» Passage shown

If you search for "pthread" in thread.c, there are not many instances. Same 
goes for thread.h. From what I understand windows threading, it would be less 
than 10 minutes job to #ifdef the pthread related part on either file.

It is just that I have not played with windows threading and nor I am inclined 
to...;-)

> 
> o I would desire a more highly abstracted/portable interface which
> allows for different threading and synchronization primitives to be
> used.  Current implementation is tightly coupled to pthreads. 
> Furthermore, on platforms such as Solaris, I would hope it would easily
> allow for plugging in its native threading primitives which are touted
> to be much more efficient than pthreads on said platform.

Same as above. If there can be two cases separated with #ifdef, there can be 
more.. But what is important is to have a thread that can be woken up as and 
when required with any function desired. That is the basic idea.

> o Code is not commented.  I would hope that adding new code for
> something as important as threading would be commented.

Agreed. 
> o Code is fairly trivial and does not address other primitives
> (semaphores, mutexs, conditions, TSS, etc) portably which would be
> required for anything but the most trivial of threaded work.  This is
> especially true in such an application where data IS the application. 
> As such, you must reasonably assume that threads need some form of
> portable serialization primitives, not to mention mechanisms for
> non-trivial communication.

I don't get this. Probably I should post a working example. It is not threads 
responsibility to make a function thread safe which is changed on the fly. The 
function has to make sure that it is thread safe. That is altogether different 
effort..
> o Does not address issues such as thread signaling or status reporting.

From what I learnt from pthreads on linux, I would not mix threads and signals. 
One can easily add code in runner function that disables any signals for thread 
while the thread starts running. This would leave original signal handling 
mechanism in place.

As far as status reporting is concerned, the thread sould be initiated while 
back-end starts and terminated with backend termination. What is about status 
reporting?
> o Pool interface is rather simplistic.  Does not currently support
> concepts such as wake pool, stop pool, pool status, assigning a pool to
> work, etc.  In fact, it's not altogether obvious what the capabilities
> intent is of the current pool implementation.

Could you please elaborate? I am using same interface in c++ for a server 
application and never faced a problem like that..;-)

> o Doesn't seem to address any form of thread communication facilities
> (mailboxes, queues, etc).

Not part of this abstraction of threading mechanism. Intentionally left out to 
keep things clean.

> There are probably other things that I can find if I spend more than
> just a couple of minutes looking at the code.  Honestly, I love threads
> but I can see that the current code offering is not much more than a
> token in its current form.  No offense meant.

None taken. Point is it is useful and that is enough for me. If you could 
elaborate examples for any problems you see, I can probably modify it. (Code 
documentation is what I will do now)

» Task objective
Retype the portion of the threading discussion that begins at the words "From what I learnt" and stops after the words "mechanism in place.". The lines that come after this text are not needed for the work here.

» Recorded data
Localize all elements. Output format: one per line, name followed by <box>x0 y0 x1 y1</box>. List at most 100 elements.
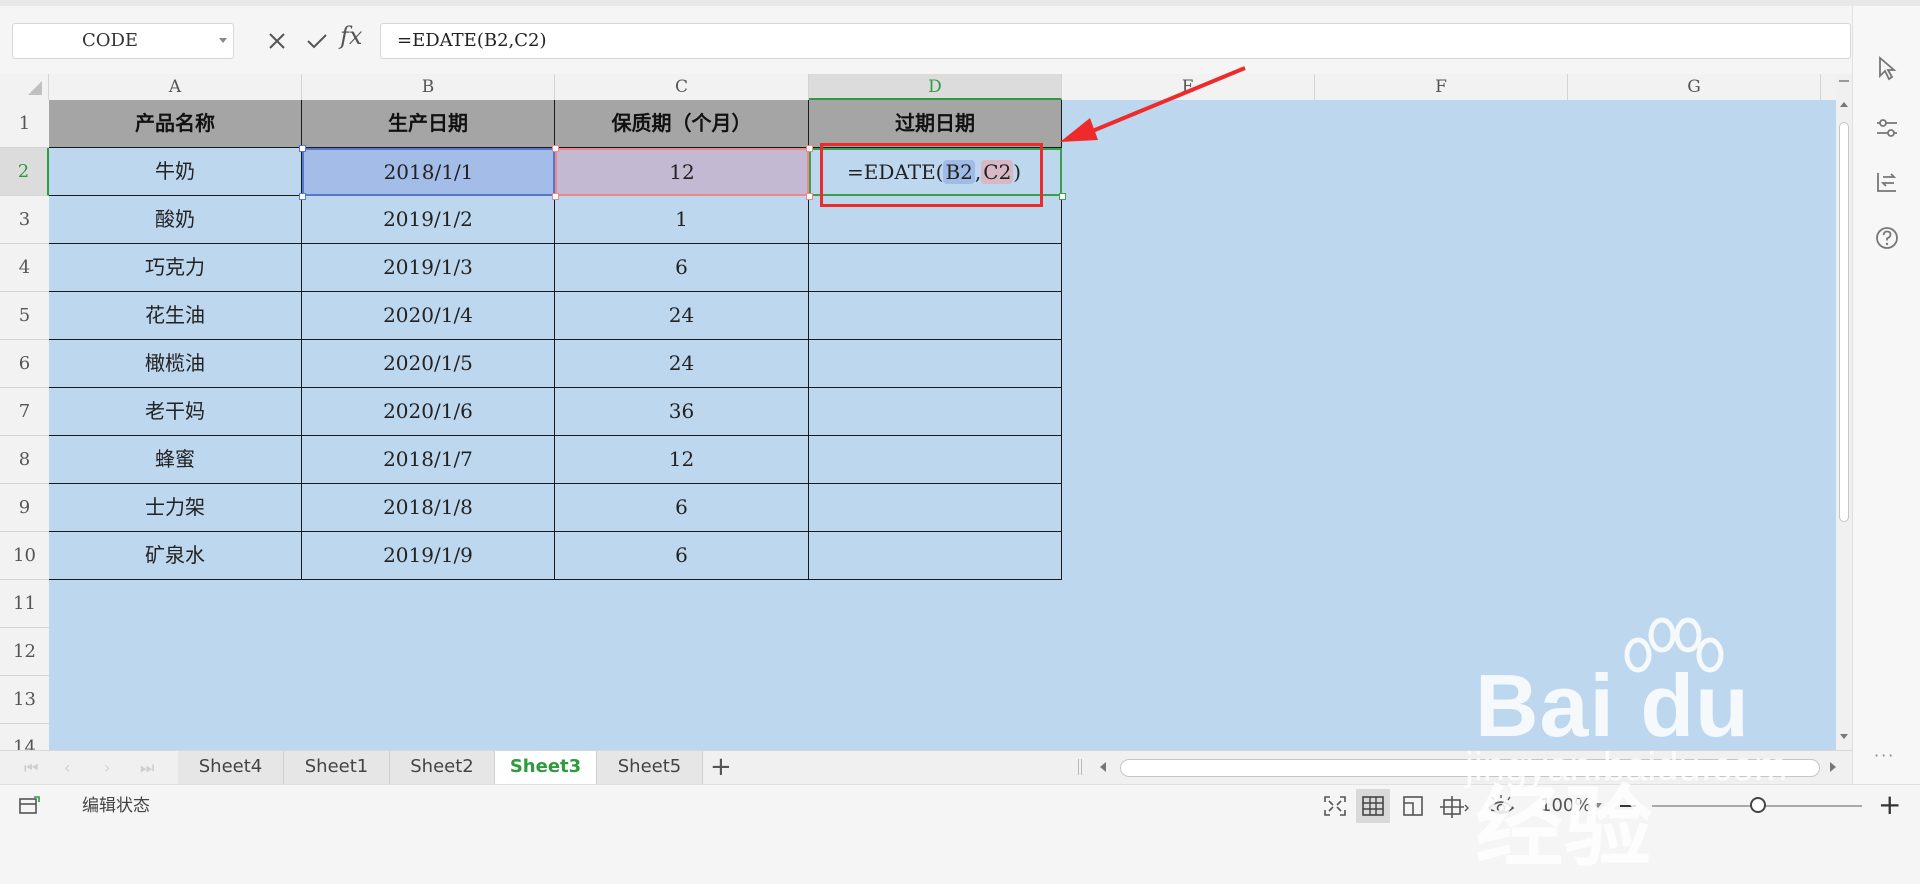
column-header-f[interactable]: F <box>1315 74 1568 100</box>
normal-view-button[interactable] <box>1356 789 1390 823</box>
cell-c8[interactable]: 12 <box>555 436 809 484</box>
cell-c7[interactable]: 36 <box>555 388 809 436</box>
row-header-12[interactable]: 12 <box>0 628 49 676</box>
row-header-11[interactable]: 11 <box>0 580 49 628</box>
zoom-in-icon[interactable]: + <box>1878 787 1901 823</box>
cell-b6[interactable]: 2020/1/5 <box>302 340 555 388</box>
cell-a5[interactable]: 花生油 <box>49 292 302 340</box>
check-icon[interactable] <box>302 26 332 56</box>
scroll-split-icon[interactable] <box>1839 80 1849 82</box>
cell-d6[interactable] <box>809 340 1062 388</box>
cell-d4[interactable] <box>809 244 1062 292</box>
column-header-c[interactable]: C <box>555 74 809 100</box>
prev-sheet-icon[interactable]: ‹ <box>64 758 70 777</box>
settings-sliders-icon[interactable] <box>1873 114 1901 142</box>
fullscreen-icon[interactable] <box>1322 794 1348 818</box>
range-handle[interactable] <box>552 145 559 152</box>
cell-a8[interactable]: 蜂蜜 <box>49 436 302 484</box>
cursor-icon[interactable] <box>1873 54 1901 82</box>
cell-d8[interactable] <box>809 436 1062 484</box>
range-handle[interactable] <box>299 145 306 152</box>
column-header-d[interactable]: D <box>809 74 1062 100</box>
column-header-b[interactable]: B <box>302 74 555 100</box>
header-cell-expiry-date[interactable]: 过期日期 <box>809 100 1062 148</box>
row-header-10[interactable]: 10 <box>0 532 49 580</box>
cell-c2[interactable]: 12 <box>555 148 809 196</box>
more-options-icon[interactable]: ··· <box>1874 746 1895 765</box>
cell-c3[interactable]: 1 <box>555 196 809 244</box>
cell-b9[interactable]: 2018/1/8 <box>302 484 555 532</box>
row-header-5[interactable]: 5 <box>0 292 49 340</box>
vertical-scroll-thumb[interactable] <box>1839 122 1849 522</box>
cell-d7[interactable] <box>809 388 1062 436</box>
transform-icon[interactable] <box>1873 168 1901 196</box>
page-layout-icon[interactable] <box>1400 794 1426 818</box>
cell-a10[interactable]: 矿泉水 <box>49 532 302 580</box>
row-header-8[interactable]: 8 <box>0 436 49 484</box>
header-cell-production-date[interactable]: 生产日期 <box>302 100 555 148</box>
cell-b2[interactable]: 2018/1/1 <box>302 148 555 196</box>
cell-c10[interactable]: 6 <box>555 532 809 580</box>
scroll-down-icon[interactable] <box>1840 734 1848 739</box>
cell-b4[interactable]: 2019/1/3 <box>302 244 555 292</box>
cell-a2[interactable]: 牛奶 <box>49 148 302 196</box>
formula-input[interactable]: =EDATE(B2,C2) <box>380 23 1851 59</box>
scroll-left-icon[interactable] <box>1100 762 1106 772</box>
first-sheet-icon[interactable]: ⏮ <box>24 758 38 778</box>
cell-b8[interactable]: 2018/1/7 <box>302 436 555 484</box>
header-cell-shelf-life[interactable]: 保质期（个月） <box>555 100 809 148</box>
fx-icon[interactable]: fx <box>340 22 370 52</box>
cell-a4[interactable]: 巧克力 <box>49 244 302 292</box>
cell-c5[interactable]: 24 <box>555 292 809 340</box>
add-sheet-icon[interactable]: + <box>710 752 732 782</box>
row-header-1[interactable]: 1 <box>0 100 49 148</box>
row-header-9[interactable]: 9 <box>0 484 49 532</box>
select-all-corner[interactable] <box>0 74 49 100</box>
cell-d9[interactable] <box>809 484 1062 532</box>
cell-b10[interactable]: 2019/1/9 <box>302 532 555 580</box>
cell-c9[interactable]: 6 <box>555 484 809 532</box>
tab-sheet3[interactable]: Sheet3 <box>495 751 597 784</box>
cell-a3[interactable]: 酸奶 <box>49 196 302 244</box>
range-handle[interactable] <box>806 145 813 152</box>
macro-record-icon[interactable] <box>16 794 42 818</box>
cell-c6[interactable]: 24 <box>555 340 809 388</box>
row-header-6[interactable]: 6 <box>0 340 49 388</box>
cell-c4[interactable]: 6 <box>555 244 809 292</box>
next-sheet-icon[interactable]: › <box>104 758 110 777</box>
close-icon[interactable] <box>262 26 292 56</box>
cell-b3[interactable]: 2019/1/2 <box>302 196 555 244</box>
column-header-g[interactable]: G <box>1568 74 1821 100</box>
splitter-handle[interactable] <box>1078 759 1082 775</box>
row-header-2[interactable]: 2 <box>0 148 49 196</box>
cell-a7[interactable]: 老干妈 <box>49 388 302 436</box>
scroll-up-icon[interactable] <box>1840 102 1848 107</box>
range-handle[interactable] <box>806 193 813 200</box>
tab-sheet5[interactable]: Sheet5 <box>597 751 703 784</box>
range-handle[interactable] <box>552 193 559 200</box>
row-header-4[interactable]: 4 <box>0 244 49 292</box>
cell-b7[interactable]: 2020/1/6 <box>302 388 555 436</box>
cell-d10[interactable] <box>809 532 1062 580</box>
spreadsheet-app: CODE fx =EDATE(B2,C2) A B C D E F G 1 2 … <box>0 0 1920 877</box>
column-header-a[interactable]: A <box>49 74 302 100</box>
cell-a6[interactable]: 橄榄油 <box>49 340 302 388</box>
name-box[interactable]: CODE <box>12 23 234 59</box>
cell-d5[interactable] <box>809 292 1062 340</box>
cell-a9[interactable]: 士力架 <box>49 484 302 532</box>
row-header-13[interactable]: 13 <box>0 676 49 724</box>
row-header-7[interactable]: 7 <box>0 388 49 436</box>
tab-sheet2[interactable]: Sheet2 <box>390 751 495 784</box>
tab-sheet1[interactable]: Sheet1 <box>284 751 390 784</box>
fill-handle[interactable] <box>1059 193 1066 200</box>
name-box-dropdown-icon[interactable] <box>219 38 227 43</box>
range-handle[interactable] <box>299 193 306 200</box>
tab-sheet4[interactable]: Sheet4 <box>178 751 284 784</box>
last-sheet-icon[interactable]: ⏭ <box>140 758 154 778</box>
row-header-3[interactable]: 3 <box>0 196 49 244</box>
page-break-icon[interactable] <box>1440 794 1470 818</box>
row-header-14[interactable]: 14 <box>0 724 49 750</box>
help-icon[interactable] <box>1873 224 1901 252</box>
header-cell-product[interactable]: 产品名称 <box>49 100 302 148</box>
cell-b5[interactable]: 2020/1/4 <box>302 292 555 340</box>
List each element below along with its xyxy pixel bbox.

» Result for this exercise
From what I learnt from pthreads on linux, I would not mix threads and signals. 
One can easily add code in runner function that disables any signals for thread 
while the thread starts running. This would leave original signal handling 
mechanism in place.